TASK STATEMENT:
Gather, from the data below, each line in which the word "让他们高兴" occurs.

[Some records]
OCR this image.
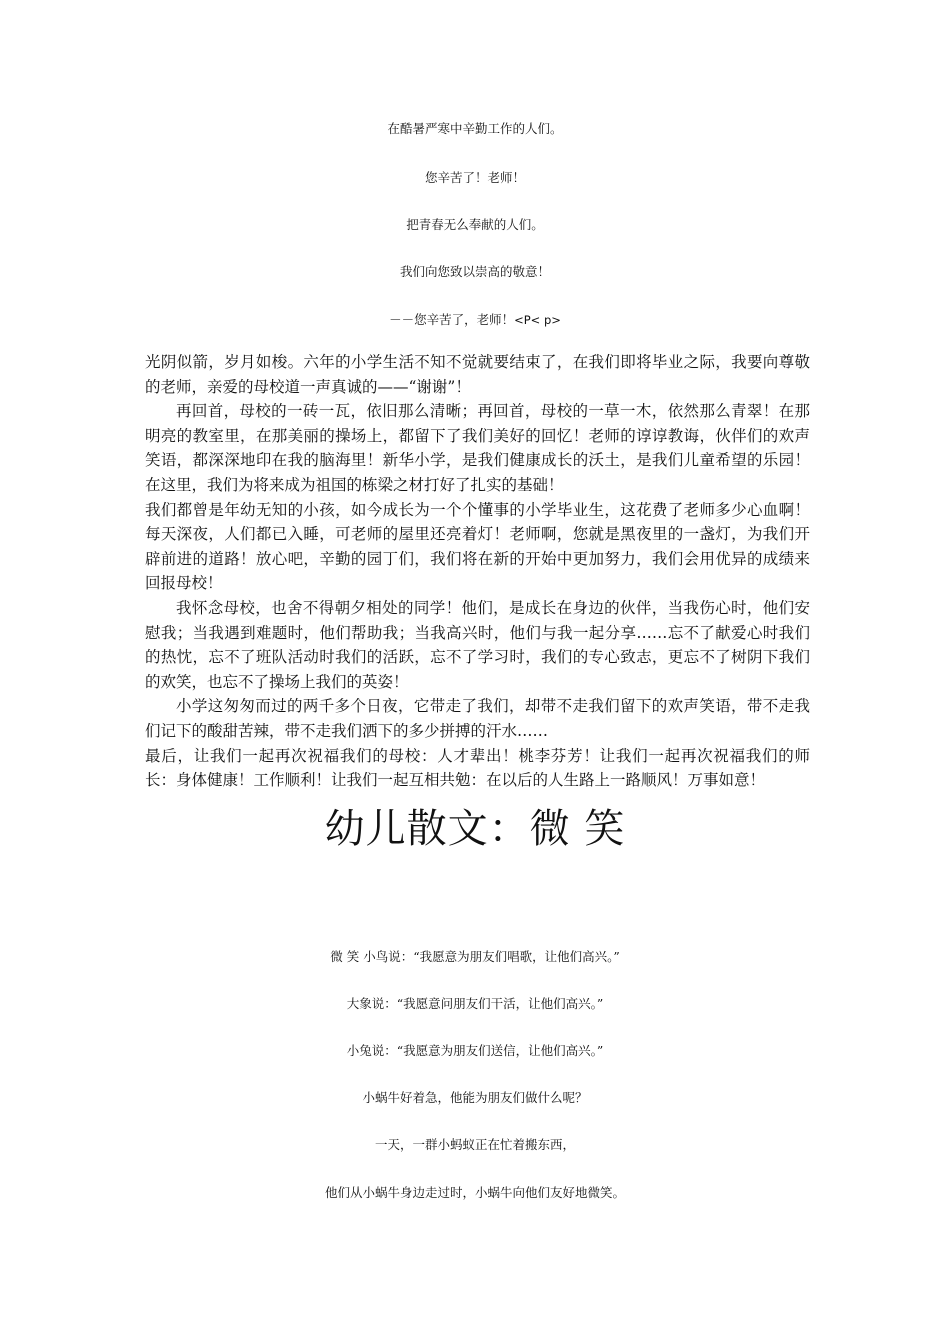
在酷暑严寒中辛勤工作的人们。
您辛苦了！老师！
把青春无么奉献的人们。
我们向您致以崇高的敬意！
－－您辛苦了，老师！<P< p>

光阴似箭，岁月如梭。六年的小学生活不知不觉就要结束了，在我们即将毕业之际，我要向尊敬的老师，亲爱的母校道一声真诚的——“谢谢”！

再回首，母校的一砖一瓦，依旧那么清晰；再回首，母校的一草一木，依然那么青翠！在那明亮的教室里，在那美丽的操场上，都留下了我们美好的回忆！老师的谆谆教诲，伙伴们的欢声笑语，都深深地印在我的脑海里！新华小学，是我们健康成长的沃土，是我们儿童希望的乐园！在这里，我们为将来成为祖国的栋梁之材打好了扎实的基础！

我们都曾是年幼无知的小孩，如今成长为一个个懂事的小学毕业生，这花费了老师多少心血啊！每天深夜，人们都已入睡，可老师的屋里还亮着灯！老师啊，您就是黑夜里的一盏灯，为我们开辟前进的道路！放心吧，辛勤的园丁们，我们将在新的开始中更加努力，我们会用优异的成绩来回报母校！

我怀念母校，也舍不得朝夕相处的同学！他们，是成长在身边的伙伴，当我伤心时，他们安慰我；当我遇到难题时，他们帮助我；当我高兴时，他们与我一起分享……忘不了献爱心时我们的热忱，忘不了班队活动时我们的活跃，忘不了学习时，我们的专心致志，更忘不了树阴下我们的欢笑，也忘不了操场上我们的英姿！

小学这匆匆而过的两千多个日夜，它带走了我们，却带不走我们留下的欢声笑语，带不走我们记下的酸甜苦辣，带不走我们洒下的多少拼搏的汗水……

最后，让我们一起再次祝福我们的母校：人才辈出！桃李芬芳！让我们一起再次祝福我们的师长：身体健康！工作顺利！让我们一起互相共勉：在以后的人生路上一路顺风！万事如意！

幼儿散文：微 笑
微 笑 小鸟说：“我愿意为朋友们唱歌，让他们高兴。”
大象说：“我愿意问朋友们干活，让他们高兴。”
小兔说：“我愿意为朋友们送信，让他们高兴。”
小蜗牛好着急，他能为朋友们做什么呢？
一天，一群小蚂蚁正在忙着搬东西，
他们从小蜗牛身边走过时，小蜗牛向他们友好地微笑。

REPLY:
微 笑 小鸟说：“我愿意为朋友们唱歌，让他们高兴。”
大象说：“我愿意问朋友们干活，让他们高兴。”
小兔说：“我愿意为朋友们送信，让他们高兴。”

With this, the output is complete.